• _WHAT THE EXERCISE ASKS_:
Search the data for the word "panel". Reproduce every line where it is found.
[start RECORDS PROVIDED]
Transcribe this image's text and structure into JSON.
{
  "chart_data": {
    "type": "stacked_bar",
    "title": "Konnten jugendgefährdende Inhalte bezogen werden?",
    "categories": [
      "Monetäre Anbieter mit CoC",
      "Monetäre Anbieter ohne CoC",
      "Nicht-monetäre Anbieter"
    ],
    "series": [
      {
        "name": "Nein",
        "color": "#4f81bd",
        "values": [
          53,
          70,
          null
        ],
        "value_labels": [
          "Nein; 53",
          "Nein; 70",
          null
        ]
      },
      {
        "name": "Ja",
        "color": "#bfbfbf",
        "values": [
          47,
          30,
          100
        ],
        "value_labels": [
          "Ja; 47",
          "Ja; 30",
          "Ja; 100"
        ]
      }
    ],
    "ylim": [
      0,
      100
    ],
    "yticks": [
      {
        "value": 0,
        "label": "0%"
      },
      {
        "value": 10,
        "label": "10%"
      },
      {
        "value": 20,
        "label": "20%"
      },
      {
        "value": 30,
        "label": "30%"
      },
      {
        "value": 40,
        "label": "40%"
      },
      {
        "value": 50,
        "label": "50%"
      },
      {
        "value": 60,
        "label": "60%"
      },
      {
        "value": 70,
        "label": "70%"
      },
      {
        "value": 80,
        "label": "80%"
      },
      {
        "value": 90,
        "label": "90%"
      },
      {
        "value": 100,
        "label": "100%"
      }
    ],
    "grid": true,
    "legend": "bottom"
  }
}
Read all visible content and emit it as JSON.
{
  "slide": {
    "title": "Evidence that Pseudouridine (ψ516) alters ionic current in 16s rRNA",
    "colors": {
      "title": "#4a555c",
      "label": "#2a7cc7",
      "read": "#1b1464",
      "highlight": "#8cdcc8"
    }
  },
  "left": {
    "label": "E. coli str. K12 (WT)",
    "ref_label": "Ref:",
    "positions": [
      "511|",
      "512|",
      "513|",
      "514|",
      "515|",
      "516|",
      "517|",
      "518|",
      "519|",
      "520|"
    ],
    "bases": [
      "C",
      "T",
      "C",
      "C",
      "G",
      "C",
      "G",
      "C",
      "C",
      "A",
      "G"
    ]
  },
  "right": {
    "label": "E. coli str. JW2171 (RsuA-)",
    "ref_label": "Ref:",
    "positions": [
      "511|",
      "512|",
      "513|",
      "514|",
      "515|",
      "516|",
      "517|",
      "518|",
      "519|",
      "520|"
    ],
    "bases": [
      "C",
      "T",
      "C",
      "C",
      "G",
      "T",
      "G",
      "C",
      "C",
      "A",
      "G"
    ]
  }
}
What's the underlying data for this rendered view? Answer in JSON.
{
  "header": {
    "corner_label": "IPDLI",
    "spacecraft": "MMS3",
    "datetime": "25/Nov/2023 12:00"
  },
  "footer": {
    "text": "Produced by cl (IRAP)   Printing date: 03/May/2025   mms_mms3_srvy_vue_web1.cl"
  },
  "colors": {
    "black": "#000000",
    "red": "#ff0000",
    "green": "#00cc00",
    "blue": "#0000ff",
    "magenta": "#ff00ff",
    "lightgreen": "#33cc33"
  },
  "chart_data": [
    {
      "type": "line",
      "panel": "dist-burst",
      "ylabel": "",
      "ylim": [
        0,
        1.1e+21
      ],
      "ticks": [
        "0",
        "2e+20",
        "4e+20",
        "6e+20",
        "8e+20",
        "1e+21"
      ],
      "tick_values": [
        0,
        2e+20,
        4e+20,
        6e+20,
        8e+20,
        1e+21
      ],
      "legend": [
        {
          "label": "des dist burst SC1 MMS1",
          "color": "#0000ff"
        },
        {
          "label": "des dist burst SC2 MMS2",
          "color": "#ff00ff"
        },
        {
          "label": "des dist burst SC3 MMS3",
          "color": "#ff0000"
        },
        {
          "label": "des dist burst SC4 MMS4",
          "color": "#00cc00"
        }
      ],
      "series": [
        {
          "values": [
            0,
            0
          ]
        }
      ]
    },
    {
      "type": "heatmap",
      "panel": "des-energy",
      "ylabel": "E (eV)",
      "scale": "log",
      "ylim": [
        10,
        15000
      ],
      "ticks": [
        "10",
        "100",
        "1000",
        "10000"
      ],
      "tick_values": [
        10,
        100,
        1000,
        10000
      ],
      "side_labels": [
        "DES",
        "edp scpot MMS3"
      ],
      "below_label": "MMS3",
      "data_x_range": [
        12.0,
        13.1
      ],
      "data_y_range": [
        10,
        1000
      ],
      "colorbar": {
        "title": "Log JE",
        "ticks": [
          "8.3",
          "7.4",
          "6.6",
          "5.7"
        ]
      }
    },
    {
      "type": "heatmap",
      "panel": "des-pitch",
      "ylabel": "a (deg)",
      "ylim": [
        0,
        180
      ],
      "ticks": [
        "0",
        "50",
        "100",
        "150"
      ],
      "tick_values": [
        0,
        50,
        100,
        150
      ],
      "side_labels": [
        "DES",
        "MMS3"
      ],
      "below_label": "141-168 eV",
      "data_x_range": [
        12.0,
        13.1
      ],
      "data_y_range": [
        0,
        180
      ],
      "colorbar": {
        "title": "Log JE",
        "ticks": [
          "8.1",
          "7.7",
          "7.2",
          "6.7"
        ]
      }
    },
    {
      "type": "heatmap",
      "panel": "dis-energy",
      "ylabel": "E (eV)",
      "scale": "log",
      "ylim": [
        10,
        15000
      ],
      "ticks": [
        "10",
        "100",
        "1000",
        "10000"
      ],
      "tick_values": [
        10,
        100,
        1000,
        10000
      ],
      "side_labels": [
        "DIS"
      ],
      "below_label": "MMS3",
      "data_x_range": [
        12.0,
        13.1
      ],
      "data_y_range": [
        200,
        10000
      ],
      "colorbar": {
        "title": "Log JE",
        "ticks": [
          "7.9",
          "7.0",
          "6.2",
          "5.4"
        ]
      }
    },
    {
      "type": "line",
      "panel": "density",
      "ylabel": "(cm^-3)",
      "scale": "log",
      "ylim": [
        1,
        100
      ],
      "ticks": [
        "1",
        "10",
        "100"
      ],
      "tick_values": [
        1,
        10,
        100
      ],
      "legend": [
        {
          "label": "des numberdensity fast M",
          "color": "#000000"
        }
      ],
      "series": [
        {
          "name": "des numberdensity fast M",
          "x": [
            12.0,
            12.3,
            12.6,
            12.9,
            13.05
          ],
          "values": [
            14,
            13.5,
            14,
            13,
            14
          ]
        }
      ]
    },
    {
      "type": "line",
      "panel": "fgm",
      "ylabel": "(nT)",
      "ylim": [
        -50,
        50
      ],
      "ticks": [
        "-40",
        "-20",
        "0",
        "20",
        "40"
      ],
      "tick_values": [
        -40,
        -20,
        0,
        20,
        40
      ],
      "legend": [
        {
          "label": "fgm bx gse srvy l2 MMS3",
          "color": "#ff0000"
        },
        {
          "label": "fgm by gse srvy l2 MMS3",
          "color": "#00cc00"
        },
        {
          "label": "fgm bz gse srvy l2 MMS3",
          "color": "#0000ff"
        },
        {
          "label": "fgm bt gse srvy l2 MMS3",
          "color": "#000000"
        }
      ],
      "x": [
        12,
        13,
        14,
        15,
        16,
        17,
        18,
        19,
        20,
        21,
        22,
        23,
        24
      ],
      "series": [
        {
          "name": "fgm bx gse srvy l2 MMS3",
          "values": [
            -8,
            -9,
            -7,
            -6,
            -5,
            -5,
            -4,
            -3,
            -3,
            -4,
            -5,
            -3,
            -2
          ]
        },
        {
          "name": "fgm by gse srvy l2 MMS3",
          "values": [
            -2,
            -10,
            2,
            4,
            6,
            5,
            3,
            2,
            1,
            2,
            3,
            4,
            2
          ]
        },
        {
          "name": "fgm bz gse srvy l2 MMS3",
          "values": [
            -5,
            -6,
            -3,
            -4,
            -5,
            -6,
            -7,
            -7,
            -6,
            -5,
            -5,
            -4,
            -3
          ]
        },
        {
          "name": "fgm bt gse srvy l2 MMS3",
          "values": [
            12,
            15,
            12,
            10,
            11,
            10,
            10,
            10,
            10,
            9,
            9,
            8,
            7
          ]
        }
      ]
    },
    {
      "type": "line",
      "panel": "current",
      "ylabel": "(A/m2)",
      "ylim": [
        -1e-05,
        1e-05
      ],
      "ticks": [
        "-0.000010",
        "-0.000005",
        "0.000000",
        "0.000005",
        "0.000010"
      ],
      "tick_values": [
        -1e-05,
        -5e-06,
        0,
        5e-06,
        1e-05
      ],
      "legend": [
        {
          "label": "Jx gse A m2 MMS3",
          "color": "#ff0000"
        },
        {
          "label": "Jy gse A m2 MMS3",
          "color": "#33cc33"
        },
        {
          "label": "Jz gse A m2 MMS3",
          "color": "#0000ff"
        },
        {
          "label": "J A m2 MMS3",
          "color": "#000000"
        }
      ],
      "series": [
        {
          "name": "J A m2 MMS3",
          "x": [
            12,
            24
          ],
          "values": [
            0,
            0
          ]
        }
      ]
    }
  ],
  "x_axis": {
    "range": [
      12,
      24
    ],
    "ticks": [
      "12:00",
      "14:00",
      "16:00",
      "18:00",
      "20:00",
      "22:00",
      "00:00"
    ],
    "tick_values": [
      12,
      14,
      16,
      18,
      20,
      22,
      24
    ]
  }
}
[end RECORDS PROVIDED]
• _REPLY TO THE EXERCISE_:
      "panel": "dist-burst",
      "panel": "des-energy",
      "panel": "des-pitch",
      "panel": "dis-energy",
      "panel": "density",
      "panel": "fgm",
      "panel": "current",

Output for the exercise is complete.